[Source data]
-------------------------

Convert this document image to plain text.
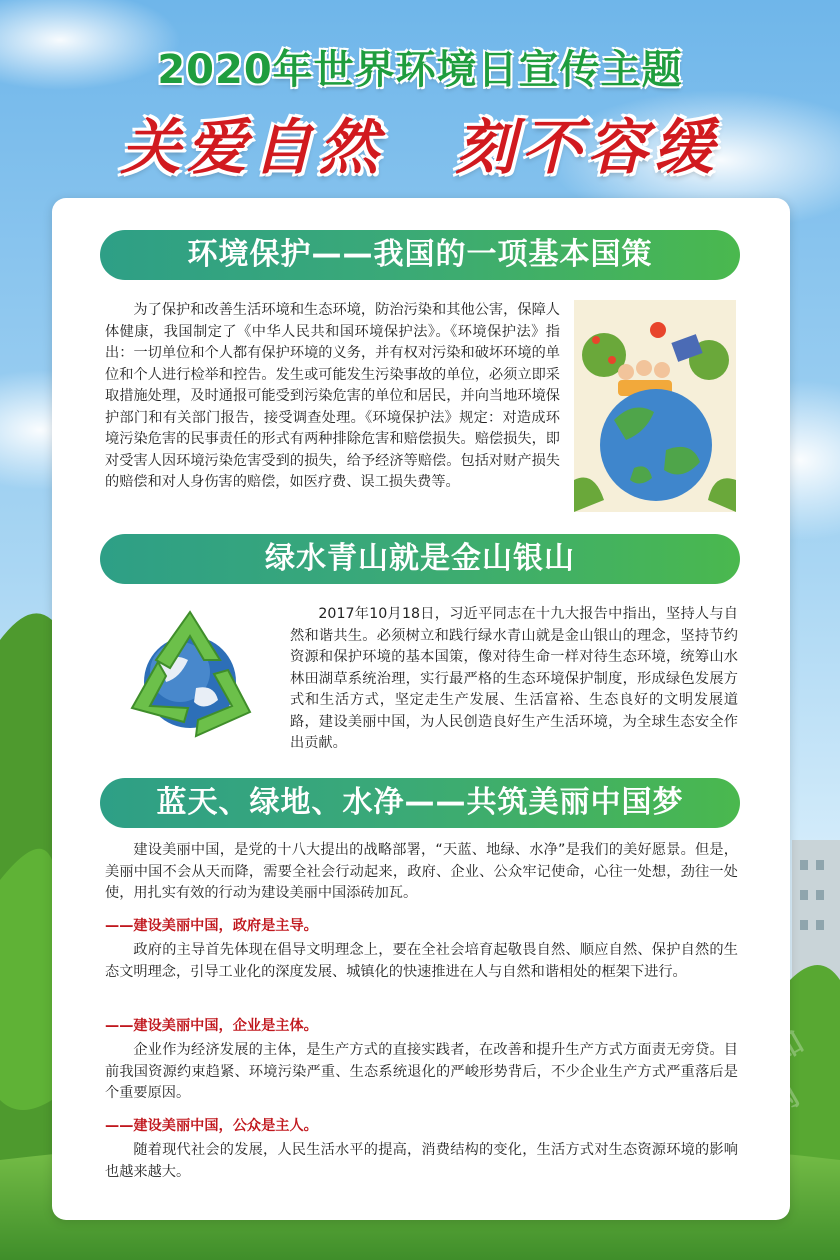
2020年世界环境日宣传主题
关爱自然 刻不容缓
环境保护——我国的一项基本国策

为了保护和改善生活环境和生态环境，防治污染和其他公害，保障人体健康，我国制定了《中华人民共和国环境保护法》。《环境保护法》指出：一切单位和个人都有保护环境的义务，并有权对污染和破坏环境的单位和个人进行检举和控告。发生或可能发生污染事故的单位，必须立即采取措施处理，及时通报可能受到污染危害的单位和居民，并向当地环境保护部门和有关部门报告，接受调查处理。《环境保护法》规定：对造成环境污染危害的民事责任的形式有两种排除危害和赔偿损失。赔偿损失，即对受害人因环境污染危害受到的损失，给予经济等赔偿。包括对财产损失的赔偿和对人身伤害的赔偿，如医疗费、误工损失费等。

绿水青山就是金山银山

2017年10月18日，习近平同志在十九大报告中指出，坚持人与自然和谐共生。必须树立和践行绿水青山就是金山银山的理念，坚持节约资源和保护环境的基本国策，像对待生命一样对待生态环境，统筹山水林田湖草系统治理，实行最严格的生态环境保护制度，形成绿色发展方式和生活方式，坚定走生产发展、生活富裕、生态良好的文明发展道路，建设美丽中国，为人民创造良好生产生活环境，为全球生态安全作出贡献。

蓝天、绿地、水净——共筑美丽中国梦

建设美丽中国，是党的十八大提出的战略部署，“天蓝、地绿、水净”是我们的美好愿景。但是，美丽中国不会从天而降，需要全社会行动起来，政府、企业、公众牢记使命，心往一处想，劲往一处使，用扎实有效的行动为建设美丽中国添砖加瓦。

——建设美丽中国，政府是主导。

政府的主导首先体现在倡导文明理念上，要在全社会培育起敬畏自然、顺应自然、保护自然的生态文明理念，引导工业化的深度发展、城镇化的快速推进在人与自然和谐相处的框架下进行。

——建设美丽中国，企业是主体。

企业作为经济发展的主体，是生产方式的直接实践者，在改善和提升生产方式方面责无旁贷。目前我国资源约束趋紧、环境污染严重、生态系统退化的严峻形势背后，不少企业生产方式严重落后是个重要原因。

——建设美丽中国，公众是主人。

随着现代社会的发展，人民生活水平的提高，消费结构的变化，生活方式对生态资源环境的影响也越来越大。

觅知网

-------------------------

> [Instructions for the task] Quote the material in full and exactly; do not carry over its pictures.

> [Solution for this task]
Convert this document image to plain text.
2020年世界环境日宣传主题
关爱自然 刻不容缓
环境保护——我国的一项基本国策

为了保护和改善生活环境和生态环境，防治污染和其他公害，保障人体健康，我国制定了《中华人民共和国环境保护法》。《环境保护法》指出：一切单位和个人都有保护环境的义务，并有权对污染和破坏环境的单位和个人进行检举和控告。发生或可能发生污染事故的单位，必须立即采取措施处理，及时通报可能受到污染危害的单位和居民，并向当地环境保护部门和有关部门报告，接受调查处理。《环境保护法》规定：对造成环境污染危害的民事责任的形式有两种排除危害和赔偿损失。赔偿损失，即对受害人因环境污染危害受到的损失，给予经济等赔偿。包括对财产损失的赔偿和对人身伤害的赔偿，如医疗费、误工损失费等。

绿水青山就是金山银山

2017年10月18日，习近平同志在十九大报告中指出，坚持人与自然和谐共生。必须树立和践行绿水青山就是金山银山的理念，坚持节约资源和保护环境的基本国策，像对待生命一样对待生态环境，统筹山水林田湖草系统治理，实行最严格的生态环境保护制度，形成绿色发展方式和生活方式，坚定走生产发展、生活富裕、生态良好的文明发展道路，建设美丽中国，为人民创造良好生产生活环境，为全球生态安全作出贡献。

蓝天、绿地、水净——共筑美丽中国梦

建设美丽中国，是党的十八大提出的战略部署，“天蓝、地绿、水净”是我们的美好愿景。但是，美丽中国不会从天而降，需要全社会行动起来，政府、企业、公众牢记使命，心往一处想，劲往一处使，用扎实有效的行动为建设美丽中国添砖加瓦。

——建设美丽中国，政府是主导。

政府的主导首先体现在倡导文明理念上，要在全社会培育起敬畏自然、顺应自然、保护自然的生态文明理念，引导工业化的深度发展、城镇化的快速推进在人与自然和谐相处的框架下进行。

——建设美丽中国，企业是主体。

企业作为经济发展的主体，是生产方式的直接实践者，在改善和提升生产方式方面责无旁贷。目前我国资源约束趋紧、环境污染严重、生态系统退化的严峻形势背后，不少企业生产方式严重落后是个重要原因。

——建设美丽中国，公众是主人。

随着现代社会的发展，人民生活水平的提高，消费结构的变化，生活方式对生态资源环境的影响也越来越大。

觅知网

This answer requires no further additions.